Every line holding the string "that" should be gathered.

◆ ◆ ◆

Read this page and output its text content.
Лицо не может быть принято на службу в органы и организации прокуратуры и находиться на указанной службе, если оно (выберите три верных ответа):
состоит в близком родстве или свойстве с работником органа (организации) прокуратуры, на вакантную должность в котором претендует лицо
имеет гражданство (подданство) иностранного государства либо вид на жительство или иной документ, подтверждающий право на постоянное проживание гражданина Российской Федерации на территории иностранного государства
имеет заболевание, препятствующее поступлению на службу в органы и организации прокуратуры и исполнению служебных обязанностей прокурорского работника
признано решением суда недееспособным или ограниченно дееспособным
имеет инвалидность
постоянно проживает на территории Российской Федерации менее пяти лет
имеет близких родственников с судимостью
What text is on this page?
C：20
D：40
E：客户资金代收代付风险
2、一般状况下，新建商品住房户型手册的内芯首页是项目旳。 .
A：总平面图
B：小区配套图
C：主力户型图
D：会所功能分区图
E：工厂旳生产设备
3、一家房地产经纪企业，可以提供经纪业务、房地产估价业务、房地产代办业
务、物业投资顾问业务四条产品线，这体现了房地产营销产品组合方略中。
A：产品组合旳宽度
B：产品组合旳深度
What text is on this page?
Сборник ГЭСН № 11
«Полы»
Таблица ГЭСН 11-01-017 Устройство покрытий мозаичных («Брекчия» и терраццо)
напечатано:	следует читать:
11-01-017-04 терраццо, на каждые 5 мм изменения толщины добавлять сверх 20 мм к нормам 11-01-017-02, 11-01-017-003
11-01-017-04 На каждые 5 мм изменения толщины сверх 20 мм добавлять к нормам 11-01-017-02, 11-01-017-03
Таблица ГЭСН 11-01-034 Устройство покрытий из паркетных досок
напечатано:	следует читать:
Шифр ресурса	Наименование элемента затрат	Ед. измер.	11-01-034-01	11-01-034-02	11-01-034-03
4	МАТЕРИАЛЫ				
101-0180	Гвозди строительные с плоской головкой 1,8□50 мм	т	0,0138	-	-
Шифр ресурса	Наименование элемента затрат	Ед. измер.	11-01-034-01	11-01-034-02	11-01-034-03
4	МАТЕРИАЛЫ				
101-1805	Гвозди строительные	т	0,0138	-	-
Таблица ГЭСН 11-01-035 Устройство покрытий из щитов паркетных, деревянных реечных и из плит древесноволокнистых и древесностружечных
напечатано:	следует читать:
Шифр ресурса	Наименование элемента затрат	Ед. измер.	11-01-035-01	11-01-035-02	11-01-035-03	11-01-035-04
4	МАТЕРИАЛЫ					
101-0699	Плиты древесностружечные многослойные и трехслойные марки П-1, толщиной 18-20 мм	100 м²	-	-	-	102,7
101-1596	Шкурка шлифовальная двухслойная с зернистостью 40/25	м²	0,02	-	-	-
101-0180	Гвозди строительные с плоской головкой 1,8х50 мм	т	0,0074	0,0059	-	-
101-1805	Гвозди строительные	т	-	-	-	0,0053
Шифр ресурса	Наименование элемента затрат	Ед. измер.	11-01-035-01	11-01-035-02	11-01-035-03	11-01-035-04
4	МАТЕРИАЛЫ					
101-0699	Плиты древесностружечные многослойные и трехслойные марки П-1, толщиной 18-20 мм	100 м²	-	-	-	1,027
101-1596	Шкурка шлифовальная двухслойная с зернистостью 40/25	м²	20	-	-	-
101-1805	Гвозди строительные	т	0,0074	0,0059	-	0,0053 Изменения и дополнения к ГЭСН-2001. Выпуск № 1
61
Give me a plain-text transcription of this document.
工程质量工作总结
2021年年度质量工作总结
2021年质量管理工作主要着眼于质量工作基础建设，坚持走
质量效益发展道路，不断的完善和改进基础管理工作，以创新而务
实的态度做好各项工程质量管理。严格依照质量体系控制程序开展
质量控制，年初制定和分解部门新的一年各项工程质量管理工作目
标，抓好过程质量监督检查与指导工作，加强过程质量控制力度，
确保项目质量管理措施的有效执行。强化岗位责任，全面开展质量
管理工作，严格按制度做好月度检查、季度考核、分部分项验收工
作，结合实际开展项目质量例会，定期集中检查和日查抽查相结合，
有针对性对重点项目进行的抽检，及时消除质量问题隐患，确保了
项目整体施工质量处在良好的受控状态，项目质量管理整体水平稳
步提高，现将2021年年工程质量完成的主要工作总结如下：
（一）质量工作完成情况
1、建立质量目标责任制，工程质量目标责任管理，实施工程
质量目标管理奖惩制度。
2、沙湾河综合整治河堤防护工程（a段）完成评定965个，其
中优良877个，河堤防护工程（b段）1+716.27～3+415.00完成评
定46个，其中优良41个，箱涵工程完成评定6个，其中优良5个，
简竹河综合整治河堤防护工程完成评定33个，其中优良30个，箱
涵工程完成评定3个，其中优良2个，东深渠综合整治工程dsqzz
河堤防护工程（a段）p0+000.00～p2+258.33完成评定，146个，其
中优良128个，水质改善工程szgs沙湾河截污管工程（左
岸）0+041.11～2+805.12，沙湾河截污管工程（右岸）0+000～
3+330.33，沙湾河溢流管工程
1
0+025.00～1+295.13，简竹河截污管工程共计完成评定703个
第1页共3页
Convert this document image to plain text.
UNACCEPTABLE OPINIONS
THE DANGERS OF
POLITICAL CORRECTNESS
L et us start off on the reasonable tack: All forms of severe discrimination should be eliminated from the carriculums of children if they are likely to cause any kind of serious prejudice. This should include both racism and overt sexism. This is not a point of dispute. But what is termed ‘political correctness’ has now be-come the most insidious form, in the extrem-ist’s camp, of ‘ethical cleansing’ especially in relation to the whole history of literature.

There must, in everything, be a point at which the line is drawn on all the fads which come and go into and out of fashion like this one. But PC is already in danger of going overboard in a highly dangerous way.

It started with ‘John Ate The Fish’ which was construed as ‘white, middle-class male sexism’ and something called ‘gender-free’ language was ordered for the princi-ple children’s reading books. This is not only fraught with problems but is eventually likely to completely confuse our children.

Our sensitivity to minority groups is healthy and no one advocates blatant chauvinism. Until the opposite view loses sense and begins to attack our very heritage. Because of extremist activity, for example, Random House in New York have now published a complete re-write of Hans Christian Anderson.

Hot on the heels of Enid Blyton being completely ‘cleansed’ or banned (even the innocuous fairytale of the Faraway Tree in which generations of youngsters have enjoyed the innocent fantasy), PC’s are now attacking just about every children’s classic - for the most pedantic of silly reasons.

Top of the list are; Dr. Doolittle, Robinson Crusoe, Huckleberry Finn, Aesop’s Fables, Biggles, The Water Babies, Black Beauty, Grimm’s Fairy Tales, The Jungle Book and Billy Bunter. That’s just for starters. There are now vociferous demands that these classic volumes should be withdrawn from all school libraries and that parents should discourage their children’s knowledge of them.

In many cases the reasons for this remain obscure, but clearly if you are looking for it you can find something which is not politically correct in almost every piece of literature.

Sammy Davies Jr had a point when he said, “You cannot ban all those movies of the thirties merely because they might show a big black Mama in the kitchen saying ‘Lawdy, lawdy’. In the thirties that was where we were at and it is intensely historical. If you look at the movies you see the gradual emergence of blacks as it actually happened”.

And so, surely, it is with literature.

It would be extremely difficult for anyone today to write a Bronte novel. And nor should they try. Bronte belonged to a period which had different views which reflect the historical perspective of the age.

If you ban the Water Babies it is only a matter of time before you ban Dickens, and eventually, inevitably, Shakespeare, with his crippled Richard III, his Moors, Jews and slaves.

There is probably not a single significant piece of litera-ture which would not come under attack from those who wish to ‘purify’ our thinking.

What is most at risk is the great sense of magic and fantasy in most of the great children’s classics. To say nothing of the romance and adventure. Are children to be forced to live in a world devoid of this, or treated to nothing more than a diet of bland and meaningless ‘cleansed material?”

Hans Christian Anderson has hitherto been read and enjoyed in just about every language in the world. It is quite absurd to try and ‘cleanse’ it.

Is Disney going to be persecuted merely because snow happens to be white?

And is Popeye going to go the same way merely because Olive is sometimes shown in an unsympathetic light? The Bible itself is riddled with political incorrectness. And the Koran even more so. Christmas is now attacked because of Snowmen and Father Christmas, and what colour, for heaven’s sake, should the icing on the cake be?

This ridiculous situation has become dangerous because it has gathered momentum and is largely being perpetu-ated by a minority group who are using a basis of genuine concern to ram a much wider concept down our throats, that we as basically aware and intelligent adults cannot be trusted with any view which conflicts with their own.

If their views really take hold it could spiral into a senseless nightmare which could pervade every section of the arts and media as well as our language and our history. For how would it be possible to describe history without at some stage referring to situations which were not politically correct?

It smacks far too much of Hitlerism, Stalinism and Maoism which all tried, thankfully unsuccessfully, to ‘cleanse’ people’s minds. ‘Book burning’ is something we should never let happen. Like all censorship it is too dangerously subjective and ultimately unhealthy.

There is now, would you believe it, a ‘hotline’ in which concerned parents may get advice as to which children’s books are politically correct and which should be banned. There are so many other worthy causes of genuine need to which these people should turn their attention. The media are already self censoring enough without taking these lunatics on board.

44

◆ ◆ ◆

**Exercise answer**
Top of the list are; Dr. Doolittle, Robinson Crusoe, Huckleberry Finn, Aesop’s Fables, Biggles, The Water Babies, Black Beauty, Grimm’s Fairy Tales, The Jungle Book and Billy Bunter. That’s just for starters. There are now vociferous demands that these classic volumes should be withdrawn from all school libraries and that parents should discourage their children’s knowledge of them.
Sammy Davies Jr had a point when he said, “You cannot ban all those movies of the thirties merely because they might show a big black Mama in the kitchen saying ‘Lawdy, lawdy’. In the thirties that was where we were at and it is intensely historical. If you look at the movies you see the gradual emergence of blacks as it actually happened”.
This ridiculous situation has become dangerous because it has gathered momentum and is largely being perpetu-ated by a minority group who are using a basis of genuine concern to ram a much wider concept down our throats, that we as basically aware and intelligent adults cannot be trusted with any view which conflicts with their own.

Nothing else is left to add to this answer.